Figure contents as structured data —

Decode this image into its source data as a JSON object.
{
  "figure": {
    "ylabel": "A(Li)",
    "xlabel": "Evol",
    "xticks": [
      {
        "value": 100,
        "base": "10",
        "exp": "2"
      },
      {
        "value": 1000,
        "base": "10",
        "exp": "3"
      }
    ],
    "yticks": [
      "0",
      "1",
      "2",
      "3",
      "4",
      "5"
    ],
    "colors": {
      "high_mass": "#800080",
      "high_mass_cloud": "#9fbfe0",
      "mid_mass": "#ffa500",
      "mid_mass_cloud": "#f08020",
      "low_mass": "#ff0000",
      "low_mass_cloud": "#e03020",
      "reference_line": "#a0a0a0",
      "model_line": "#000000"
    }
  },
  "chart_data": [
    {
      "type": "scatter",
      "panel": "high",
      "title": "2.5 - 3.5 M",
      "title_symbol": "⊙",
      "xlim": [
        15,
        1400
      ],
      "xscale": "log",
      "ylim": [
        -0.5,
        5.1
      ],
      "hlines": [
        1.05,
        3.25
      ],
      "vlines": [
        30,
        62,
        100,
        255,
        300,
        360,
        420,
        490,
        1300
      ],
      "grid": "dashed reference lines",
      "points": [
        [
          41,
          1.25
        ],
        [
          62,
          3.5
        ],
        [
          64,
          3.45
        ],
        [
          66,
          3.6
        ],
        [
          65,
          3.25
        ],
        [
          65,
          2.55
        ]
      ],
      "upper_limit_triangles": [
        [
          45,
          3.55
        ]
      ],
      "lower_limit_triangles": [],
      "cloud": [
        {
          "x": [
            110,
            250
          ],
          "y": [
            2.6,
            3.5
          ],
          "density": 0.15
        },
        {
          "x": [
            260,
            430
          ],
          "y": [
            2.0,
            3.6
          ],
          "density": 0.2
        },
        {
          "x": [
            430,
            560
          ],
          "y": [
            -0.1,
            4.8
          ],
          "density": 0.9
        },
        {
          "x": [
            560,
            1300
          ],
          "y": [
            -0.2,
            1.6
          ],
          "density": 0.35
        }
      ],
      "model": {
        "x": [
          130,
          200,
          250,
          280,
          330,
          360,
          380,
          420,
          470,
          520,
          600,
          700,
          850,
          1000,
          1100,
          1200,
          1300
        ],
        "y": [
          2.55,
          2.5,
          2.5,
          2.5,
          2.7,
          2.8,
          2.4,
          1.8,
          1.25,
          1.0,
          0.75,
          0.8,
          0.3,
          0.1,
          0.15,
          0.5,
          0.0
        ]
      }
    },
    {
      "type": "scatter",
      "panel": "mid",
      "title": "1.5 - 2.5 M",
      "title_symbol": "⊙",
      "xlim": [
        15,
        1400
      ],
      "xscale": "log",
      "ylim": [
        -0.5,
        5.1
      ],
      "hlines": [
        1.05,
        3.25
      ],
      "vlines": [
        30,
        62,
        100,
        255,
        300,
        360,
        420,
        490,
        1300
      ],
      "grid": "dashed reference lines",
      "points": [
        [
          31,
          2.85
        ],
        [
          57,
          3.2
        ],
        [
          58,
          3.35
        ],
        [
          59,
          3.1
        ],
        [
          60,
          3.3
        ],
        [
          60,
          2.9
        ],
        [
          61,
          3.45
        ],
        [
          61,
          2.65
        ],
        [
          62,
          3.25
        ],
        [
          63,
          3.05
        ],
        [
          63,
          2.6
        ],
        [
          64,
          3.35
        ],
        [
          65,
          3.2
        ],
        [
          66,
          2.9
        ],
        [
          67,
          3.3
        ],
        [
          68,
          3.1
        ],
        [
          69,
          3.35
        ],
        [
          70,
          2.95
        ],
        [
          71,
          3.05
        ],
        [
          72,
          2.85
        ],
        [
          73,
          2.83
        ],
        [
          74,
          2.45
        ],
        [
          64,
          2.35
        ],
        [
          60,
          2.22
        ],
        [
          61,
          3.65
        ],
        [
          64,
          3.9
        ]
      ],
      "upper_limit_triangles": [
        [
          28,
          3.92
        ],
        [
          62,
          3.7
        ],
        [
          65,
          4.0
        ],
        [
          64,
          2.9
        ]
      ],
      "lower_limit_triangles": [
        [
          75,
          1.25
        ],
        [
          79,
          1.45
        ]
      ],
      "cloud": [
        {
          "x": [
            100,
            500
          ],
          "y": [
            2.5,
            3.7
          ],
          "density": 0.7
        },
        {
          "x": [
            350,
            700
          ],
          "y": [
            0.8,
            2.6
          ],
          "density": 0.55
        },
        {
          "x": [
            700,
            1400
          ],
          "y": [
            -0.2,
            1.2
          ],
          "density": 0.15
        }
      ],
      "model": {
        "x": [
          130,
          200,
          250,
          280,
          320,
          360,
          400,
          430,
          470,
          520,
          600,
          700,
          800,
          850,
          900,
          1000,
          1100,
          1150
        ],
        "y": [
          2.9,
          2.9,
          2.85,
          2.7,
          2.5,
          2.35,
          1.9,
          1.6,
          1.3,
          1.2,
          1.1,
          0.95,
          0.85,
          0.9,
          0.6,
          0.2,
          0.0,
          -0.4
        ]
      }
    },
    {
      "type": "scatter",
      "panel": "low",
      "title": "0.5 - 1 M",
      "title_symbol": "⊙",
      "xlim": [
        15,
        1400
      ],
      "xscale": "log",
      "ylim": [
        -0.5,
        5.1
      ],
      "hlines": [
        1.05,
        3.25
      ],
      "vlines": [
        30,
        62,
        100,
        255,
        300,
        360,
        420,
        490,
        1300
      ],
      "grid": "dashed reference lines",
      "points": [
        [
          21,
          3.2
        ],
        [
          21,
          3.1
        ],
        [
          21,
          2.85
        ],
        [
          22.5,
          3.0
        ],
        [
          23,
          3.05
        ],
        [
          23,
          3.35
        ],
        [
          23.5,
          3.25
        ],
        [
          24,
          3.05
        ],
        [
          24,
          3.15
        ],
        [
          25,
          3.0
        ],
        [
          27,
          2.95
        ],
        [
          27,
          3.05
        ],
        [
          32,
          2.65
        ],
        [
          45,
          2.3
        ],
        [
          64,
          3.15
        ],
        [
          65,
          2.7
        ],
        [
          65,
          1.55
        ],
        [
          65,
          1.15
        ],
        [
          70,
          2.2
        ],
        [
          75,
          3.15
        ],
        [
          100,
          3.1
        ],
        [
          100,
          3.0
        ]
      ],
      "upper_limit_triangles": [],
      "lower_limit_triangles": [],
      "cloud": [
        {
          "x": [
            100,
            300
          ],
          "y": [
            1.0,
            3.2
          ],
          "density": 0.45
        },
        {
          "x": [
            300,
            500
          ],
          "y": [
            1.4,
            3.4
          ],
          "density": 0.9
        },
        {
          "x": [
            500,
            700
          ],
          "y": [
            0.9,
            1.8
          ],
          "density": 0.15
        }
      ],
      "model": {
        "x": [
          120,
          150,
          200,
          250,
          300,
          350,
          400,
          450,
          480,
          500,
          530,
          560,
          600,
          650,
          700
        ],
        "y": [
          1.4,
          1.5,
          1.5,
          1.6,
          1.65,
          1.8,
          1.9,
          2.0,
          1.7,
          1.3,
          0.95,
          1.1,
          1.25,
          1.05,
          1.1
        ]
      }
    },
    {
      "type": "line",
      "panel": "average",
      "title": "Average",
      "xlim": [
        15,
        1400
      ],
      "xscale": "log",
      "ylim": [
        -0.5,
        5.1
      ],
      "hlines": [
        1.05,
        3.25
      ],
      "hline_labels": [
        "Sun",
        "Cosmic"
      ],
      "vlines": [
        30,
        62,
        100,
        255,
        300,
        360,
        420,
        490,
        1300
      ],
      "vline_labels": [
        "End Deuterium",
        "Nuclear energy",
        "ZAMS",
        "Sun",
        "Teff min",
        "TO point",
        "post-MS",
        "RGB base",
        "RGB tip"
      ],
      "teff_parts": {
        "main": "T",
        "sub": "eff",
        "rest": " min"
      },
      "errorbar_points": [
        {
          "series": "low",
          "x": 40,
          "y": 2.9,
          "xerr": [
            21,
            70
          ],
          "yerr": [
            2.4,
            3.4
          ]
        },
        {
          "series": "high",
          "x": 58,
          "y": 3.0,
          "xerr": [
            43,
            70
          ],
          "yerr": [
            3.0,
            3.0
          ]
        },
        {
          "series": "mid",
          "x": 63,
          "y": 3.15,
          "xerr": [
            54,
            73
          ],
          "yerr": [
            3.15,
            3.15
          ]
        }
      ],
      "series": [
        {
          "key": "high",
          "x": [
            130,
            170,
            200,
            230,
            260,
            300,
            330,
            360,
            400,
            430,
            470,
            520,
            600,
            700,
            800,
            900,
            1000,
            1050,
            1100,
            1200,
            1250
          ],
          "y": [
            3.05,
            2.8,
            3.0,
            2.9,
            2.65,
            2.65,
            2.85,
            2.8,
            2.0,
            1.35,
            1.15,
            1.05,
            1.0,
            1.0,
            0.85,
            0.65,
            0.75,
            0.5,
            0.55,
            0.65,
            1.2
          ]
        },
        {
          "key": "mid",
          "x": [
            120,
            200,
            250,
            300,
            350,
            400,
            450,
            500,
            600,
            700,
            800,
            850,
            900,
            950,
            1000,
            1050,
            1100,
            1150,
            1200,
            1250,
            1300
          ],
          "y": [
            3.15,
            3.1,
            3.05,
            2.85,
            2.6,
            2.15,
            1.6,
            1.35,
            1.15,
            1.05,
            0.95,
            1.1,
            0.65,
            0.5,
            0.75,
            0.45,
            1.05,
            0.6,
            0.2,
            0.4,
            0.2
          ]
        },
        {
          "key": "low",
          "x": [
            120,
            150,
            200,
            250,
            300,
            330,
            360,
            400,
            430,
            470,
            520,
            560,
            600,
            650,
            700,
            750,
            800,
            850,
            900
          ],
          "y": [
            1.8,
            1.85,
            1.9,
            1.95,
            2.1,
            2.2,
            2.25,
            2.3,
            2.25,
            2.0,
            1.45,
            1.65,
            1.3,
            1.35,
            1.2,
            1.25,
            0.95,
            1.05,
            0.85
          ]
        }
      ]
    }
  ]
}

GIVEN EXERCISE — Write out each line of the data that holds the string "density".

RESPONSE —
          "density": 0.15
          "density": 0.2
          "density": 0.9
          "density": 0.35
          "density": 0.7
          "density": 0.55
          "density": 0.15
          "density": 0.45
          "density": 0.9
          "density": 0.15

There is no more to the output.